▶ **Direction 1**:
Count the lines in the rows below that contain the string "zoom", treating uppercase and lowercase as different, and give only that number.

▶ **Extract to read**:
>> START

Although much remains to be learned about the future of crypto, cryptocurrency has become a global phenomenon in recent years. As a result, many people are concerned about technology and its potential to disrupt traditional financial systems.
Is crypto just a passing fad, or is it here to stay? Could it even be used to replace fiat currencies? Learn more by reading our article!
Crypto Market Crash
Cryptocurrencies have taken a beating in recent months. For example, the US dollar/Bitcoin exchange rate fell from nearly $70,000 in early November 2021 to less than $20,000 in late June and, despite ups and downs, dipped to $19,733 on September 15.
By far the most popular form of cryptocurrency, Bitcoin has historically been a success story for those who purchased it: the exchange rate versus the dollar was less than $3,000 five years ago. However, many bitcoin supporters have been let down in two ways.
This cryptocurrency has failed to become a widely accepted form of payment and has proven to be a poor means of protecting purchasing power during periods of uncertainty and inflation. This is unexpected. The supply of Bitcoin is limited to 21 million units.
Because more than 19 million units, or 90%, have already been issued (“mined”), most people expected the cap to cause a constant rise in its dollar-denominated price.
Predictions for the cryptocurrency market in 2023
It’s impossible to predict what the cryptocurrency market will look like in 2023 and beyond.
Still, there are more questions than answers. However, by keeping an eye on a few overarching crypto themes, you will be able to make better investing decisions as the market evolves.
You should pay particular attention to the following details:
- Regulation in the United States and abroad.

>> END

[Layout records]
>> START

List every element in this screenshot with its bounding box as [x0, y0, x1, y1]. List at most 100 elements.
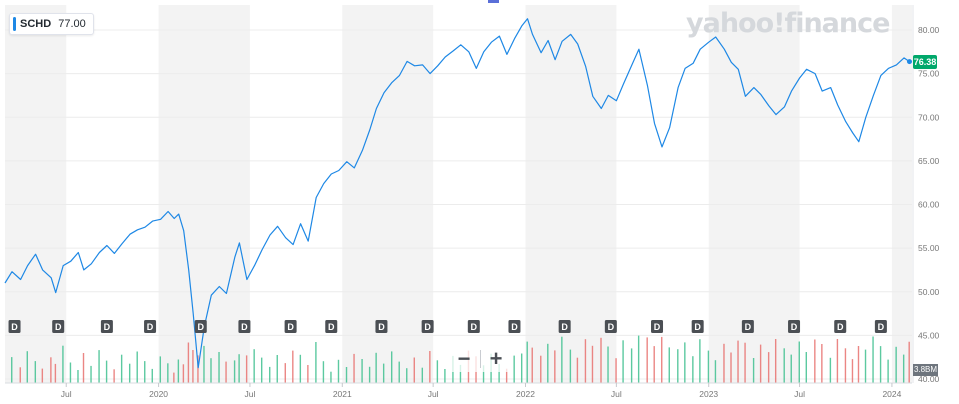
- volume-bar: [337, 359, 340, 383]
- dividend-marker[interactable]: D: [558, 320, 571, 333]
- zoom-out-button[interactable]: −: [457, 346, 471, 371]
- volume-bar: [829, 357, 832, 383]
- y-tick-label: 60.00: [918, 200, 940, 210]
- volume-bar: [307, 365, 309, 383]
- dividend-marker-box: [375, 320, 388, 333]
- volume-bar: [646, 337, 648, 383]
- volume-bar: [600, 337, 602, 383]
- volume-bar: [173, 372, 175, 383]
- volume-bar: [34, 361, 37, 383]
- dividend-marker[interactable]: D: [325, 320, 338, 333]
- volume-bar: [50, 357, 52, 383]
- volume-bar: [192, 350, 194, 383]
- volume-bar: [569, 349, 572, 383]
- dividend-marker[interactable]: D: [604, 320, 617, 333]
- y-tick-label: 40.00: [918, 374, 940, 384]
- dividend-marker[interactable]: D: [874, 320, 887, 333]
- price-series: [4, 18, 912, 369]
- dividend-marker[interactable]: D: [375, 320, 388, 333]
- volume-bar: [540, 355, 542, 383]
- volume-bar: [41, 368, 44, 383]
- dividend-marker[interactable]: D: [194, 320, 207, 333]
- x-tick-label: Jul: [428, 389, 439, 399]
- dividend-marker[interactable]: D: [8, 320, 21, 333]
- dividend-marker[interactable]: D: [52, 320, 65, 333]
- volume-bar: [187, 342, 190, 383]
- dividend-marker[interactable]: D: [284, 320, 297, 333]
- volume-bar: [505, 368, 508, 383]
- volume-bar: [429, 351, 431, 383]
- dividend-marker[interactable]: D: [467, 320, 480, 333]
- volume-bar: [615, 358, 617, 383]
- volume-bar: [821, 344, 823, 383]
- volume-bar: [531, 347, 533, 383]
- zoom-divider: [480, 350, 481, 368]
- zoom-controls: − +: [449, 346, 513, 372]
- volume-bar: [759, 344, 762, 383]
- volume-bar: [805, 352, 807, 383]
- volume-bar: [513, 355, 515, 383]
- y-tick-label: 55.00: [918, 243, 940, 253]
- dividend-marker-box: [144, 320, 157, 333]
- volume-bar: [210, 358, 212, 383]
- dividend-marker-label: D: [471, 322, 478, 332]
- x-tick-label: 2024: [882, 389, 901, 399]
- dividend-marker[interactable]: D: [834, 320, 847, 333]
- legend[interactable]: SCHD 77.00: [9, 13, 94, 35]
- dividend-marker-box: [651, 320, 664, 333]
- x-axis: Jul 2020 Jul 2021 Jul 2022 Jul 2023 Jul 2024: [5, 382, 912, 399]
- volume-bar: [668, 347, 670, 383]
- volume-bar: [436, 360, 439, 383]
- range-handle[interactable]: [488, 0, 499, 3]
- volume-bar: [459, 364, 462, 383]
- dividend-marker[interactable]: D: [508, 320, 521, 333]
- volume-bar: [62, 345, 64, 383]
- volume-bar: [253, 349, 255, 383]
- shade-band: [708, 5, 800, 383]
- x-tick-label: Jul: [794, 389, 805, 399]
- volume-bar: [798, 341, 800, 383]
- dividend-marker-box: [421, 320, 434, 333]
- volume-bar: [730, 352, 732, 383]
- dividend-marker[interactable]: D: [421, 320, 434, 333]
- volume-bar: [783, 348, 785, 383]
- last-price-tag: 76.38: [913, 55, 937, 69]
- price-line: [4, 18, 910, 369]
- dividend-marker-label: D: [104, 322, 111, 332]
- x-tick-label: 2020: [149, 389, 168, 399]
- volume-bar: [82, 353, 85, 383]
- dividend-marker[interactable]: D: [238, 320, 251, 333]
- dividend-marker[interactable]: D: [100, 320, 113, 333]
- volume-tag: 3.8BM: [913, 364, 938, 376]
- zoom-in-button[interactable]: +: [489, 346, 503, 371]
- dividend-marker[interactable]: D: [144, 320, 157, 333]
- dividend-marker-box: [8, 320, 21, 333]
- dividend-marker[interactable]: D: [741, 320, 754, 333]
- volume-bar: [245, 355, 248, 383]
- volume-bar: [284, 363, 286, 383]
- volume-bar: [684, 342, 686, 383]
- x-tick-label: Jul: [61, 389, 72, 399]
- dividend-marker-label: D: [11, 322, 18, 332]
- dividend-marker[interactable]: D: [691, 320, 704, 333]
- dividend-marker[interactable]: D: [788, 320, 801, 333]
- dividend-marker-label: D: [287, 322, 294, 332]
- volume-bar: [744, 342, 746, 383]
- volume-bar: [692, 356, 694, 383]
- volume-bar: [98, 350, 100, 383]
- volume-bar: [737, 340, 739, 383]
- volume-bar: [444, 369, 446, 383]
- yahoo-finance-logo: yahoo!finance: [686, 8, 890, 39]
- volume-bar: [774, 339, 777, 383]
- volume-bar: [128, 363, 131, 383]
- volume-bar: [345, 367, 348, 383]
- dividend-marker[interactable]: D: [651, 320, 664, 333]
- volume-bar: [322, 361, 325, 383]
- volume-bar: [723, 343, 725, 383]
- legend-value: 77.00: [58, 18, 86, 30]
- volume-bar: [661, 336, 663, 383]
- dividend-marker-label: D: [654, 322, 661, 332]
- volume-bar: [238, 354, 240, 383]
- dividend-marker-box: [508, 320, 521, 333]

>> END

▶ **Direction 2**:
Translate this sentence from the cryptocurrency article above into Spanish: "It’s impossible to predict what the cryptocurrency market will look like in 2023 and beyond."

▶ **Expected answer 1**:
4

▶ **Expected answer 2**:
Es imposible predecir cómo será el mercado de las criptomonedas en 2023 y más allá.